* _What to work on_
Set down every line of the following material word for word, leaving out the pictures.
──────── Records for this task
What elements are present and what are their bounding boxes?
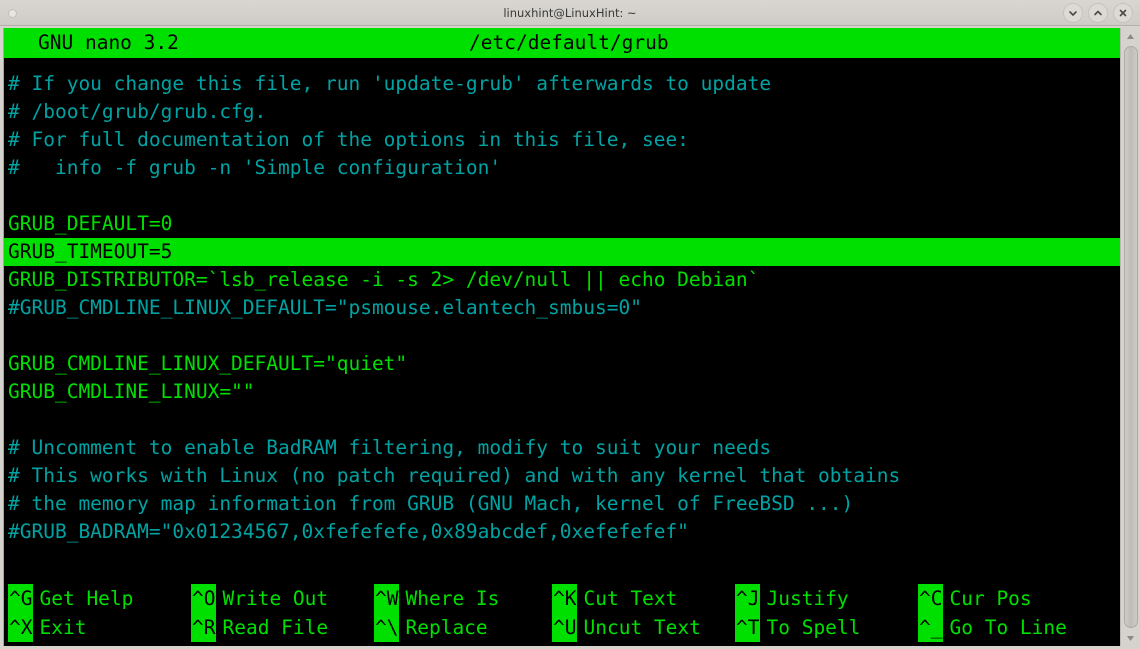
- window-title: linuxhint@LinuxHint: ~: [503, 5, 637, 20]
- shortcut-label: Cut Text: [583, 587, 678, 610]
- nano-version-label: GNU nano 3.2: [38, 31, 179, 54]
- shortcut-to-spell[interactable]: ^T To Spell: [735, 613, 860, 642]
- shortcut-label: Exit: [39, 616, 87, 639]
- shortcut-key: ^C: [918, 584, 944, 613]
- shortcut-key: ^K: [552, 584, 578, 613]
- nano-shortcut-footer: ^G Get Help ^O Write Out ^W Where Is ^K Cut Tex…: [4, 584, 1120, 646]
- editor-line[interactable]: GRUB_TIMEOUT=5: [4, 238, 1120, 266]
- editor-line[interactable]: #GRUB_CMDLINE_LINUX_DEFAULT="psmouse.ela…: [4, 294, 1120, 322]
- shortcut-where-is[interactable]: ^W Where Is: [374, 584, 499, 613]
- terminal-body: GNU nano 3.2 /etc/default/grub # If you …: [0, 26, 1140, 649]
- shortcut-key: ^\: [374, 613, 400, 642]
- editor-line[interactable]: # For full documentation of the options …: [4, 126, 1120, 154]
- editor-line[interactable]: GRUB_DISTRIBUTOR=`lsb_release -i -s 2> /…: [4, 266, 1120, 294]
- editor-line[interactable]: # info -f grub -n 'Simple configuration': [4, 154, 1120, 182]
- shortcut-exit[interactable]: ^X Exit: [8, 613, 86, 642]
- shortcut-row-2: ^X Exit ^R Read File ^\ Replace ^U Uncut Text ^T…: [4, 613, 1120, 642]
- editor-line[interactable]: # the memory map information from GRUB (…: [4, 490, 1120, 518]
- shortcut-justify[interactable]: ^J Justify: [735, 584, 849, 613]
- window-titlebar[interactable]: linuxhint@LinuxHint: ~: [0, 0, 1140, 26]
- shortcut-label: Uncut Text: [583, 616, 701, 639]
- editor-blank-line[interactable]: [4, 322, 1120, 350]
- minimize-button[interactable]: [1063, 3, 1083, 23]
- shortcut-key: ^G: [8, 584, 34, 613]
- shortcut-write-out[interactable]: ^O Write Out: [191, 584, 328, 613]
- editor-line[interactable]: GRUB_CMDLINE_LINUX_DEFAULT="quiet": [4, 350, 1120, 378]
- terminal-screen[interactable]: GNU nano 3.2 /etc/default/grub # If you …: [3, 28, 1120, 646]
- shortcut-key: ^U: [552, 613, 578, 642]
- editor-line[interactable]: GRUB_DEFAULT=0: [4, 210, 1120, 238]
- shortcut-label: Where Is: [405, 587, 500, 610]
- close-button[interactable]: [1113, 3, 1133, 23]
- shortcut-uncut-text[interactable]: ^U Uncut Text: [552, 613, 701, 642]
- nano-filename-label: /etc/default/grub: [469, 31, 669, 54]
- shortcut-key: ^O: [191, 584, 217, 613]
- editor-blank-line[interactable]: [4, 182, 1120, 210]
- editor-line[interactable]: # /boot/grub/grub.cfg.: [4, 98, 1120, 126]
- shortcut-key: ^W: [374, 584, 400, 613]
- shortcut-key: ^_: [918, 613, 944, 642]
- nano-editor-area[interactable]: # If you change this file, run 'update-g…: [4, 58, 1120, 584]
- shortcut-read-file[interactable]: ^R Read File: [191, 613, 328, 642]
- shortcut-key: ^T: [735, 613, 761, 642]
- shortcut-label: Get Help: [39, 587, 134, 610]
- window-controls: [1063, 3, 1133, 23]
- shortcut-cut-text[interactable]: ^K Cut Text: [552, 584, 677, 613]
- shortcut-cur-pos[interactable]: ^C Cur Pos: [918, 584, 1032, 613]
- terminal-scrollbar[interactable]: [1120, 28, 1140, 646]
- nano-header-bar: GNU nano 3.2 /etc/default/grub: [4, 28, 1120, 58]
- shortcut-label: Justify: [766, 587, 849, 610]
- window-menu-dot[interactable]: [8, 9, 17, 18]
- terminal-window: linuxhint@LinuxHint: ~ GNU nano 3.2 /etc…: [0, 0, 1140, 649]
- scrollbar-thumb[interactable]: [1123, 46, 1138, 628]
- shortcut-key: ^X: [8, 613, 34, 642]
- editor-line[interactable]: GRUB_CMDLINE_LINUX="": [4, 378, 1120, 406]
- shortcut-label: Write Out: [222, 587, 329, 610]
- maximize-button[interactable]: [1088, 3, 1108, 23]
- shortcut-label: Go To Line: [949, 616, 1067, 639]
- shortcut-label: To Spell: [766, 616, 861, 639]
- editor-line[interactable]: # If you change this file, run 'update-g…: [4, 70, 1120, 98]
- shortcut-get-help[interactable]: ^G Get Help: [8, 584, 133, 613]
- editor-line[interactable]: # This works with Linux (no patch requir…: [4, 462, 1120, 490]
- shortcut-key: ^J: [735, 584, 761, 613]
- shortcut-label: Cur Pos: [949, 587, 1032, 610]
- editor-blank-line[interactable]: [4, 406, 1120, 434]
- editor-line[interactable]: # Uncomment to enable BadRAM filtering, …: [4, 434, 1120, 462]
- scroll-up-arrow-icon[interactable]: [1123, 29, 1139, 43]
- editor-line[interactable]: #GRUB_BADRAM="0x01234567,0xfefefefe,0x89…: [4, 518, 1120, 546]
- scrollbar-track[interactable]: [1123, 44, 1138, 630]
- scroll-down-arrow-icon[interactable]: [1123, 631, 1139, 645]
- shortcut-go-to-line[interactable]: ^_ Go To Line: [918, 613, 1067, 642]
- shortcut-key: ^R: [191, 613, 217, 642]
- shortcut-row-1: ^G Get Help ^O Write Out ^W Where Is ^K Cut Tex…: [4, 584, 1120, 613]
- shortcut-label: Read File: [222, 616, 329, 639]
- shortcut-replace[interactable]: ^\ Replace: [374, 613, 488, 642]
- shortcut-label: Replace: [405, 616, 488, 639]
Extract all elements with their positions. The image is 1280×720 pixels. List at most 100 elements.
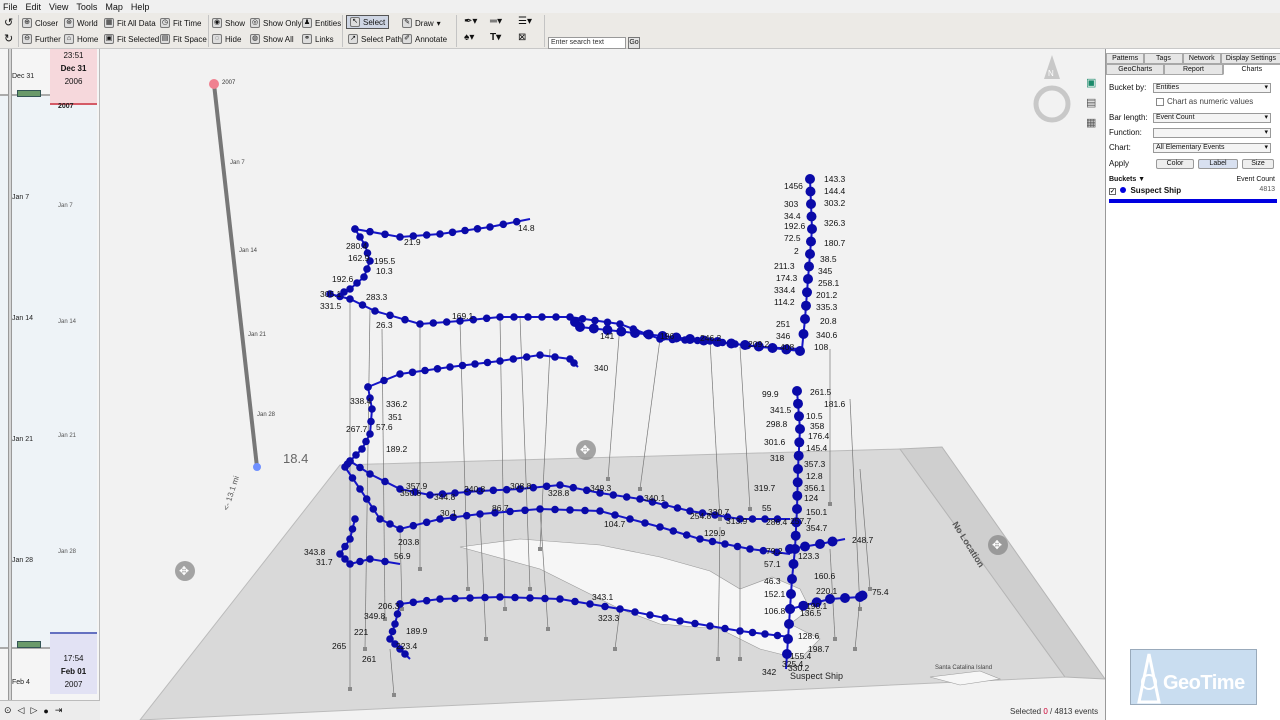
────────────────
* _Exercise result_
What elements are present and what are their bounding boxes?
- window-title: linuxhint@LinuxHint: ~: [503, 5, 637, 20]
- shortcut-label: Cut Text: [583, 587, 678, 610]
- nano-version-label: GNU nano 3.2: [38, 31, 179, 54]
- shortcut-to-spell[interactable]: ^T To Spell: [735, 613, 860, 642]
- shortcut-label: Exit: [39, 616, 87, 639]
- shortcut-key: ^C: [918, 584, 944, 613]
- shortcut-key: ^K: [552, 584, 578, 613]
- nano-shortcut-footer: ^G Get Help ^O Write Out ^W Where Is ^K Cut Tex…: [4, 584, 1120, 646]
- editor-line[interactable]: GRUB_TIMEOUT=5: [4, 238, 1120, 266]
- editor-line[interactable]: #GRUB_CMDLINE_LINUX_DEFAULT="psmouse.ela…: [4, 294, 1120, 322]
- shortcut-where-is[interactable]: ^W Where Is: [374, 584, 499, 613]
- terminal-body: GNU nano 3.2 /etc/default/grub # If you …: [0, 26, 1140, 649]
- shortcut-key: ^\: [374, 613, 400, 642]
- editor-line[interactable]: # For full documentation of the options …: [4, 126, 1120, 154]
- editor-line[interactable]: GRUB_DISTRIBUTOR=`lsb_release -i -s 2> /…: [4, 266, 1120, 294]
- editor-line[interactable]: # info -f grub -n 'Simple configuration': [4, 154, 1120, 182]
- shortcut-exit[interactable]: ^X Exit: [8, 613, 86, 642]
- shortcut-row-2: ^X Exit ^R Read File ^\ Replace ^U Uncut Text ^T…: [4, 613, 1120, 642]
- editor-line[interactable]: # the memory map information from GRUB (…: [4, 490, 1120, 518]
- shortcut-justify[interactable]: ^J Justify: [735, 584, 849, 613]
- window-titlebar[interactable]: linuxhint@LinuxHint: ~: [0, 0, 1140, 26]
- shortcut-label: Uncut Text: [583, 616, 701, 639]
- editor-blank-line[interactable]: [4, 322, 1120, 350]
- minimize-button[interactable]: [1063, 3, 1083, 23]
- shortcut-key: ^G: [8, 584, 34, 613]
- shortcut-write-out[interactable]: ^O Write Out: [191, 584, 328, 613]
- editor-line[interactable]: GRUB_CMDLINE_LINUX_DEFAULT="quiet": [4, 350, 1120, 378]
- terminal-screen[interactable]: GNU nano 3.2 /etc/default/grub # If you …: [3, 28, 1120, 646]
- shortcut-key: ^U: [552, 613, 578, 642]
- editor-line[interactable]: GRUB_DEFAULT=0: [4, 210, 1120, 238]
- shortcut-label: Where Is: [405, 587, 500, 610]
- close-button[interactable]: [1113, 3, 1133, 23]
- shortcut-uncut-text[interactable]: ^U Uncut Text: [552, 613, 701, 642]
- nano-filename-label: /etc/default/grub: [469, 31, 669, 54]
- shortcut-key: ^O: [191, 584, 217, 613]
- editor-blank-line[interactable]: [4, 182, 1120, 210]
- editor-line[interactable]: # /boot/grub/grub.cfg.: [4, 98, 1120, 126]
- shortcut-key: ^W: [374, 584, 400, 613]
- shortcut-key: ^_: [918, 613, 944, 642]
- nano-editor-area[interactable]: # If you change this file, run 'update-g…: [4, 58, 1120, 584]
- shortcut-read-file[interactable]: ^R Read File: [191, 613, 328, 642]
- shortcut-key: ^T: [735, 613, 761, 642]
- shortcut-label: Get Help: [39, 587, 134, 610]
- window-controls: [1063, 3, 1133, 23]
- shortcut-cut-text[interactable]: ^K Cut Text: [552, 584, 677, 613]
- shortcut-cur-pos[interactable]: ^C Cur Pos: [918, 584, 1032, 613]
- terminal-scrollbar[interactable]: [1120, 28, 1140, 646]
- nano-header-bar: GNU nano 3.2 /etc/default/grub: [4, 28, 1120, 58]
- shortcut-label: Justify: [766, 587, 849, 610]
- window-menu-dot[interactable]: [8, 9, 17, 18]
- terminal-window: linuxhint@LinuxHint: ~ GNU nano 3.2 /etc…: [0, 0, 1140, 649]
- scrollbar-thumb[interactable]: [1123, 46, 1138, 628]
- shortcut-key: ^X: [8, 613, 34, 642]
- editor-line[interactable]: GRUB_CMDLINE_LINUX="": [4, 378, 1120, 406]
- shortcut-label: Write Out: [222, 587, 329, 610]
- maximize-button[interactable]: [1088, 3, 1108, 23]
- shortcut-label: Go To Line: [949, 616, 1067, 639]
- shortcut-label: To Spell: [766, 616, 861, 639]
- editor-line[interactable]: # If you change this file, run 'update-g…: [4, 70, 1120, 98]
- shortcut-get-help[interactable]: ^G Get Help: [8, 584, 133, 613]
- editor-line[interactable]: # This works with Linux (no patch requir…: [4, 462, 1120, 490]
- shortcut-key: ^J: [735, 584, 761, 613]
- shortcut-label: Cur Pos: [949, 587, 1032, 610]
- editor-blank-line[interactable]: [4, 406, 1120, 434]
- editor-line[interactable]: # Uncomment to enable BadRAM filtering, …: [4, 434, 1120, 462]
- scroll-up-arrow-icon[interactable]: [1123, 29, 1139, 43]
- editor-line[interactable]: #GRUB_BADRAM="0x01234567,0xfefefefe,0x89…: [4, 518, 1120, 546]
- scrollbar-track[interactable]: [1123, 44, 1138, 630]
- scroll-down-arrow-icon[interactable]: [1123, 631, 1139, 645]
- shortcut-go-to-line[interactable]: ^_ Go To Line: [918, 613, 1067, 642]
- shortcut-key: ^R: [191, 613, 217, 642]
- shortcut-row-1: ^G Get Help ^O Write Out ^W Where Is ^K Cut Tex…: [4, 584, 1120, 613]
- shortcut-label: Read File: [222, 616, 329, 639]
- shortcut-replace[interactable]: ^\ Replace: [374, 613, 488, 642]
- shortcut-label: Replace: [405, 616, 488, 639]
Extract all elements with their positions. The image is 1280×720 pixels. List at most 100 elements.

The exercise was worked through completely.